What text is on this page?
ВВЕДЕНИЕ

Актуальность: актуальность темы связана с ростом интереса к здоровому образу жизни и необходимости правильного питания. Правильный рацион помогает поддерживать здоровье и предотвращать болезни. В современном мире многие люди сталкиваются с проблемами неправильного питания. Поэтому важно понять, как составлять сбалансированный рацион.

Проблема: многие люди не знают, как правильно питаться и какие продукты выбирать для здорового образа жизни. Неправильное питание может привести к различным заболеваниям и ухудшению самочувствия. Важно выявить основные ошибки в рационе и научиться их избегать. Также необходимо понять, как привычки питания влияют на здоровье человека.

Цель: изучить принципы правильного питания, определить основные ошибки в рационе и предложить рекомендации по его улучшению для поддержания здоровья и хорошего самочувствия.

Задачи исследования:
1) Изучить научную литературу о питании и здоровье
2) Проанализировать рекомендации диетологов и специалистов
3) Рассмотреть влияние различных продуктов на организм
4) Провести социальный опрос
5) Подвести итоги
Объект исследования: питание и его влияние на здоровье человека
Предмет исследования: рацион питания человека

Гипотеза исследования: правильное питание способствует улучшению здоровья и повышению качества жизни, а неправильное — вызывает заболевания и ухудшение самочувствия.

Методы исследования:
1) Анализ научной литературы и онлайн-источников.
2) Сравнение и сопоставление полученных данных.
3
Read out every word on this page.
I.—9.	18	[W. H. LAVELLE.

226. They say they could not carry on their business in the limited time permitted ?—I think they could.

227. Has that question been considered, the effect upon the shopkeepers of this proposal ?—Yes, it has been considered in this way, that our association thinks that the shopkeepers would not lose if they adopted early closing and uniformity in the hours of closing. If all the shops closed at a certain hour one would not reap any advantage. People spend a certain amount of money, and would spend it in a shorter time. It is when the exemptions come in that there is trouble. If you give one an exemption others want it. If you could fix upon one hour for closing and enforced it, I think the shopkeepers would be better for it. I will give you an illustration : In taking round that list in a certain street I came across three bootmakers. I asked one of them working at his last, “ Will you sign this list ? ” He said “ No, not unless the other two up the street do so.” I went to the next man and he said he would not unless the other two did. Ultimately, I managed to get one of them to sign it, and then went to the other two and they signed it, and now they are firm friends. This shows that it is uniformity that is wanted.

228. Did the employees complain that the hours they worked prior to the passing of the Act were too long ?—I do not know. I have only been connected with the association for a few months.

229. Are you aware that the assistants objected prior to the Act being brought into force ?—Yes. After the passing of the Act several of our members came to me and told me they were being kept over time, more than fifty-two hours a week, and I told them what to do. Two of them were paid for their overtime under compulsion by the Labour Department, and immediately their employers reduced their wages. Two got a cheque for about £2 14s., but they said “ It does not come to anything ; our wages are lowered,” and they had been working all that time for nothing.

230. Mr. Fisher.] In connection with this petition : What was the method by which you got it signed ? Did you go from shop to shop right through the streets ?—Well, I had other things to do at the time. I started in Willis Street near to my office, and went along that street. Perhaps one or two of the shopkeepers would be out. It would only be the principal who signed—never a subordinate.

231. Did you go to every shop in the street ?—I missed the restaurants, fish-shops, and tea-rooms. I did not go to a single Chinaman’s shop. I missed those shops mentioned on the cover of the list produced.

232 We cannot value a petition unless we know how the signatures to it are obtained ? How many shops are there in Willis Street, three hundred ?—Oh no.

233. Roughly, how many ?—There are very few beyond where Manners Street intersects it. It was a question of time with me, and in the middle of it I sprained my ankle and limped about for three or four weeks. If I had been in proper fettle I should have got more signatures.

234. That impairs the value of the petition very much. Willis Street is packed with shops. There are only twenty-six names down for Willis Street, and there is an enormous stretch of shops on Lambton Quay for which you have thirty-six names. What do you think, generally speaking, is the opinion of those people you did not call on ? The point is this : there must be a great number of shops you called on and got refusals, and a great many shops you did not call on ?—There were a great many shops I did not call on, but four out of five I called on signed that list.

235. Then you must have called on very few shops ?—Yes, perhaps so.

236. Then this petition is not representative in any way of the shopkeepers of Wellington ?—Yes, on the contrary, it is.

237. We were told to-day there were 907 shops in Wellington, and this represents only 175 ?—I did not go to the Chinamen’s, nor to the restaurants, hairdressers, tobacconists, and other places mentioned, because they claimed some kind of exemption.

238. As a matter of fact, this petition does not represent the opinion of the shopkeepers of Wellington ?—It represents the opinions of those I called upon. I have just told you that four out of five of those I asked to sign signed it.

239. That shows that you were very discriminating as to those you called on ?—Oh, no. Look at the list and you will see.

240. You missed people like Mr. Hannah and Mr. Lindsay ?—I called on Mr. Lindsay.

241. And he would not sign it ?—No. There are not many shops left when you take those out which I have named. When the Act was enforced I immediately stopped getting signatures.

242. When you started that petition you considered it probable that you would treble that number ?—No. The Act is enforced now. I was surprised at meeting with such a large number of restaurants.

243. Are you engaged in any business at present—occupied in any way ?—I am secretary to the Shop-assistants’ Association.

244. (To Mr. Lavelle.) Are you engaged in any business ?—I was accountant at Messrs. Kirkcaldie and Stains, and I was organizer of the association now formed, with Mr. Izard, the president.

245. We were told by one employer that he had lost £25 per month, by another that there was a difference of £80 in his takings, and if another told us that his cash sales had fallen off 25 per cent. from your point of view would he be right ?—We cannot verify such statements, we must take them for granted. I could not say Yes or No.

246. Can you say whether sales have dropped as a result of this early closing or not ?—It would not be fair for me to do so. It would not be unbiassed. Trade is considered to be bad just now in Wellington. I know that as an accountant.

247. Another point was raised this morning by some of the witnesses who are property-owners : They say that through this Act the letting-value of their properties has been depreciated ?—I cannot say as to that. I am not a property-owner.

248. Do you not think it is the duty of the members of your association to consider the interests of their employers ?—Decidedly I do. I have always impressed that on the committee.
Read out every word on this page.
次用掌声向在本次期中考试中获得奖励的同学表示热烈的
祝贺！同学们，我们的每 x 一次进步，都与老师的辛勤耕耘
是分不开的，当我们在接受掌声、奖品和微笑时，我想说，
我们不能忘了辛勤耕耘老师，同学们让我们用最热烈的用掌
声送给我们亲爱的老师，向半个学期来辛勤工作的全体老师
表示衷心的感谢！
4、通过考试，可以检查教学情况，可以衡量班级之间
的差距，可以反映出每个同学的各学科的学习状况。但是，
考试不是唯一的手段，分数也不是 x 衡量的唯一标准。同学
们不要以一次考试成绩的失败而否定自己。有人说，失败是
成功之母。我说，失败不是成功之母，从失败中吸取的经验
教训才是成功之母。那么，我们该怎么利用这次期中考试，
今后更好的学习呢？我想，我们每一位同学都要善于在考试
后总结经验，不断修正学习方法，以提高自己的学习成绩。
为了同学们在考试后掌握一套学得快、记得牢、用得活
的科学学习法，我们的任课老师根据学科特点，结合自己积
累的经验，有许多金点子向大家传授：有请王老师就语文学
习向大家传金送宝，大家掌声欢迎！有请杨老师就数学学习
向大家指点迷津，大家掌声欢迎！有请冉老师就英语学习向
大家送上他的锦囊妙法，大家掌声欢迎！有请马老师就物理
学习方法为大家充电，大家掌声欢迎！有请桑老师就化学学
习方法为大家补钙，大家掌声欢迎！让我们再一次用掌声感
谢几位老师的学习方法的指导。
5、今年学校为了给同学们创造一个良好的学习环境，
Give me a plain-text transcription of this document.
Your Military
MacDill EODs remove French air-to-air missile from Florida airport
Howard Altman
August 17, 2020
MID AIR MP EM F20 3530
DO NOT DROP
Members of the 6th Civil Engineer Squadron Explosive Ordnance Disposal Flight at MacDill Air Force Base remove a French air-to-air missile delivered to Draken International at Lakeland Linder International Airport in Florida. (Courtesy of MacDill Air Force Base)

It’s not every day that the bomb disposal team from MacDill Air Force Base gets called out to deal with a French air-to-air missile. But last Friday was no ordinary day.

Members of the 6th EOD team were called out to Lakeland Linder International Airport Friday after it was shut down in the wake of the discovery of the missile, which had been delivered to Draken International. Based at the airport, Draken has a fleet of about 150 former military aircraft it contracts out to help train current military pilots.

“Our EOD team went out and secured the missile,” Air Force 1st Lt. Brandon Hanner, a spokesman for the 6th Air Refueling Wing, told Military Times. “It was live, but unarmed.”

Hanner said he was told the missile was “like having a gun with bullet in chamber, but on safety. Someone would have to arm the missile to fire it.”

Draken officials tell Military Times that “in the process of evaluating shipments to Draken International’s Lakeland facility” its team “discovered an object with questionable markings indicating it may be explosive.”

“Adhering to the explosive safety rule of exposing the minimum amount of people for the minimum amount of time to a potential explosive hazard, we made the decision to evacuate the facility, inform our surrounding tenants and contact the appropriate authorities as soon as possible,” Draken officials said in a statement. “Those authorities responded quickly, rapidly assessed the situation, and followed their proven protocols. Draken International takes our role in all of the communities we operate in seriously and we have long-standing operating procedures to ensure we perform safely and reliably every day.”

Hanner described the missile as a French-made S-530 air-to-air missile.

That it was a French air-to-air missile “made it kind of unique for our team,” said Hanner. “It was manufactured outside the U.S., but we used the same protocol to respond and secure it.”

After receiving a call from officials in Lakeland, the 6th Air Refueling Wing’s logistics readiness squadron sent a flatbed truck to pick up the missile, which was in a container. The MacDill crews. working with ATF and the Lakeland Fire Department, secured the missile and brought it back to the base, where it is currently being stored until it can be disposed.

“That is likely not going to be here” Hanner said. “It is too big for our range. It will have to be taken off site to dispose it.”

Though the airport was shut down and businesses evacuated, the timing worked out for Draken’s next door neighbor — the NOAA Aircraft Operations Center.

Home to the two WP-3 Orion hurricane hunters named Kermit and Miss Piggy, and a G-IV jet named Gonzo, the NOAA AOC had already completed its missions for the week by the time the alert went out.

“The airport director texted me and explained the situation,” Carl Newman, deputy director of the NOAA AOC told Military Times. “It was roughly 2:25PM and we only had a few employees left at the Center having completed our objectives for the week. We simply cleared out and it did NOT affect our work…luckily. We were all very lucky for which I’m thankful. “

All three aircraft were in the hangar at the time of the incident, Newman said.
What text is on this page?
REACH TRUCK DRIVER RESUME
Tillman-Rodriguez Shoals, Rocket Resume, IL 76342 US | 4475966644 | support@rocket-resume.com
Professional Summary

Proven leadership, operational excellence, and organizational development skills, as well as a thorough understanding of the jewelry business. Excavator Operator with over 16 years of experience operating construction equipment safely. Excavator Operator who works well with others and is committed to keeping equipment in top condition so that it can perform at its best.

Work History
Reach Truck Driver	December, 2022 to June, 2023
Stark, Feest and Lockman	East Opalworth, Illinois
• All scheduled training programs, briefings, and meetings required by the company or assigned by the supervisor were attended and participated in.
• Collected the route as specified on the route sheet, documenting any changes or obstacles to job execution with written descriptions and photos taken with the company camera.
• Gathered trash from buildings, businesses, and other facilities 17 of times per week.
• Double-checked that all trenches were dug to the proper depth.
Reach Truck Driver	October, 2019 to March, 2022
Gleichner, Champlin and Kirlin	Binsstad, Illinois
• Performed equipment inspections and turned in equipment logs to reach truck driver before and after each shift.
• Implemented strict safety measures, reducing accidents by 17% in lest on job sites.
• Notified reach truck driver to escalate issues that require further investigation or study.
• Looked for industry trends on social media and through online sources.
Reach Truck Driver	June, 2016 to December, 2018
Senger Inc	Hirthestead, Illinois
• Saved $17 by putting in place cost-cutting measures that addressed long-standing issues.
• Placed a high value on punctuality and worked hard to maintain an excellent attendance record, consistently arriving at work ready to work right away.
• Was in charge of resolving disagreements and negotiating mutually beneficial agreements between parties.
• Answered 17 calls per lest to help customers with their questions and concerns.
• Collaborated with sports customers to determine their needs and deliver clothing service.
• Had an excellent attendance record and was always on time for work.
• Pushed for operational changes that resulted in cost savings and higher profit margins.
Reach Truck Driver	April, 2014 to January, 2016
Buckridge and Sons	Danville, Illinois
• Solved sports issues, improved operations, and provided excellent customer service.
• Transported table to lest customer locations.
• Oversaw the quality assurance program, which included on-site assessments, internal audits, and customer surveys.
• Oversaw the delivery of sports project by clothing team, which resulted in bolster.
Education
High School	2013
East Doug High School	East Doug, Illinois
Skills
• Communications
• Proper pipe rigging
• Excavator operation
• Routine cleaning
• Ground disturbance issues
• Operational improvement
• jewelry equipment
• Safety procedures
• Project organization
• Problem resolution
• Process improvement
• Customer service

-=-=-

Given instruction >>
Where a line of the material above holds the string "restaurants", copy that line.

Result of this task >>
231. Did you go to every shop in the street ?—I missed the restaurants, fish-shops, and tea-rooms. I did not go to a single Chinaman’s shop. I missed those shops mentioned on the cover of the list produced.
237. We were told to-day there were 907 shops in Wellington, and this represents only 175 ?—I did not go to the Chinamen’s, nor to the restaurants, hairdressers, tobacconists, and other places mentioned, because they claimed some kind of exemption.
242. When you started that petition you considered it probable that you would treble that number ?—No. The Act is enforced now. I was surprised at meeting with such a large number of restaurants.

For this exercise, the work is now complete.